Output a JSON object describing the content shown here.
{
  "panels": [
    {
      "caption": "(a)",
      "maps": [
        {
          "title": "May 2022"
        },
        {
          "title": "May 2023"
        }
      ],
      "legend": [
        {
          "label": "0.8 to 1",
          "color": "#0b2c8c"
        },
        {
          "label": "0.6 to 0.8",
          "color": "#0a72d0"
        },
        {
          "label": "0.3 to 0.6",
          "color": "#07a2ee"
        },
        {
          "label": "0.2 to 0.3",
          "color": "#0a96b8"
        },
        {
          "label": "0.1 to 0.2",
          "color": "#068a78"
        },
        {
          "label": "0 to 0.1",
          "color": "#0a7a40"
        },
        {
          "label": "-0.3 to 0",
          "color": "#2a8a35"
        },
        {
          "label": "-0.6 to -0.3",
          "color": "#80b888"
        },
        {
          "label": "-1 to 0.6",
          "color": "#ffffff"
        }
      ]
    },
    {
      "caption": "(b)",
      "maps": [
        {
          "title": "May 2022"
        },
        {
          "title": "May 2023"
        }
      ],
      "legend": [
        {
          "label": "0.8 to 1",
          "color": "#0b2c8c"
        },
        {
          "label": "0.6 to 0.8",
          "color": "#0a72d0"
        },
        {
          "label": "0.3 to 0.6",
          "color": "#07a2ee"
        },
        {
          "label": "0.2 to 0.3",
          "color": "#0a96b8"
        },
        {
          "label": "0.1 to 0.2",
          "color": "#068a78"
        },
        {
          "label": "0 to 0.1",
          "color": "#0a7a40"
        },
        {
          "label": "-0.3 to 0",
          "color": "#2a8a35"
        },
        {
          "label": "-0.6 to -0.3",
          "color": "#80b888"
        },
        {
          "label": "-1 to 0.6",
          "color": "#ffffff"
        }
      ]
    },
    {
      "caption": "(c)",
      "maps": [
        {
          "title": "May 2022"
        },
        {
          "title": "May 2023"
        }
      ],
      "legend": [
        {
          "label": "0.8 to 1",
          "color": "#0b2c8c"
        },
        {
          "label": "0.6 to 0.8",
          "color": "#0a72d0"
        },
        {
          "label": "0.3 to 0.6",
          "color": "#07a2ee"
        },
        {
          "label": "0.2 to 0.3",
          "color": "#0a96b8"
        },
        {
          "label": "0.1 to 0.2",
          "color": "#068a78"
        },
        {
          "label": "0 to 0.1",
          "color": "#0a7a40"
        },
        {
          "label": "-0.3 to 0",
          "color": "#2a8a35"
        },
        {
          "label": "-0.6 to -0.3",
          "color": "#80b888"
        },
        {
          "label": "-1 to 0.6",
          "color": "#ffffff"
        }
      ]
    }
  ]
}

§ WHAT IS BEING ASKED:
Copy out the whole listing exactly; please set it all down.

§ ANSWER TO THE TASK:
Output a JSON object describing the content shown here.
{
  "panels": [
    {
      "caption": "(a)",
      "maps": [
        {
          "title": "May 2022"
        },
        {
          "title": "May 2023"
        }
      ],
      "legend": [
        {
          "label": "0.8 to 1",
          "color": "#0b2c8c"
        },
        {
          "label": "0.6 to 0.8",
          "color": "#0a72d0"
        },
        {
          "label": "0.3 to 0.6",
          "color": "#07a2ee"
        },
        {
          "label": "0.2 to 0.3",
          "color": "#0a96b8"
        },
        {
          "label": "0.1 to 0.2",
          "color": "#068a78"
        },
        {
          "label": "0 to 0.1",
          "color": "#0a7a40"
        },
        {
          "label": "-0.3 to 0",
          "color": "#2a8a35"
        },
        {
          "label": "-0.6 to -0.3",
          "color": "#80b888"
        },
        {
          "label": "-1 to 0.6",
          "color": "#ffffff"
        }
      ]
    },
    {
      "caption": "(b)",
      "maps": [
        {
          "title": "May 2022"
        },
        {
          "title": "May 2023"
        }
      ],
      "legend": [
        {
          "label": "0.8 to 1",
          "color": "#0b2c8c"
        },
        {
          "label": "0.6 to 0.8",
          "color": "#0a72d0"
        },
        {
          "label": "0.3 to 0.6",
          "color": "#07a2ee"
        },
        {
          "label": "0.2 to 0.3",
          "color": "#0a96b8"
        },
        {
          "label": "0.1 to 0.2",
          "color": "#068a78"
        },
        {
          "label": "0 to 0.1",
          "color": "#0a7a40"
        },
        {
          "label": "-0.3 to 0",
          "color": "#2a8a35"
        },
        {
          "label": "-0.6 to -0.3",
          "color": "#80b888"
        },
        {
          "label": "-1 to 0.6",
          "color": "#ffffff"
        }
      ]
    },
    {
      "caption": "(c)",
      "maps": [
        {
          "title": "May 2022"
        },
        {
          "title": "May 2023"
        }
      ],
      "legend": [
        {
          "label": "0.8 to 1",
          "color": "#0b2c8c"
        },
        {
          "label": "0.6 to 0.8",
          "color": "#0a72d0"
        },
        {
          "label": "0.3 to 0.6",
          "color": "#07a2ee"
        },
        {
          "label": "0.2 to 0.3",
          "color": "#0a96b8"
        },
        {
          "label": "0.1 to 0.2",
          "color": "#068a78"
        },
        {
          "label": "0 to 0.1",
          "color": "#0a7a40"
        },
        {
          "label": "-0.3 to 0",
          "color": "#2a8a35"
        },
        {
          "label": "-0.6 to -0.3",
          "color": "#80b888"
        },
        {
          "label": "-1 to 0.6",
          "color": "#ffffff"
        }
      ]
    }
  ]
}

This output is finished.